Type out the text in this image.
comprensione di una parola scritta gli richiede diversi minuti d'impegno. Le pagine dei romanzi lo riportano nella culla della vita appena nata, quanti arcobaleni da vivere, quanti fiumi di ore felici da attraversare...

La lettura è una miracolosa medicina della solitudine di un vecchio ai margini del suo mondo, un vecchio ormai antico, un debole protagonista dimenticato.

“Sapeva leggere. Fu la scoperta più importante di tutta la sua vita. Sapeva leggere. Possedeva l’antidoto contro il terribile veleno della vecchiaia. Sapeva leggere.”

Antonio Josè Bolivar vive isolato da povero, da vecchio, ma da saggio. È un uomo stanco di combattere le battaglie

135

⁂

Task description:
Transcribe the data. Leave every line exactly as it is.

Worked solution:
Type out the text in this image.
comprensione di una parola scritta gli richiede diversi minuti d'impegno. Le pagine dei romanzi lo riportano nella culla della vita appena nata, quanti arcobaleni da vivere, quanti fiumi di ore felici da attraversare...

La lettura è una miracolosa medicina della solitudine di un vecchio ai margini del suo mondo, un vecchio ormai antico, un debole protagonista dimenticato.

“Sapeva leggere. Fu la scoperta più importante di tutta la sua vita. Sapeva leggere. Possedeva l’antidoto contro il terribile veleno della vecchiaia. Sapeva leggere.”

Antonio Josè Bolivar vive isolato da povero, da vecchio, ma da saggio. È un uomo stanco di combattere le battaglie

135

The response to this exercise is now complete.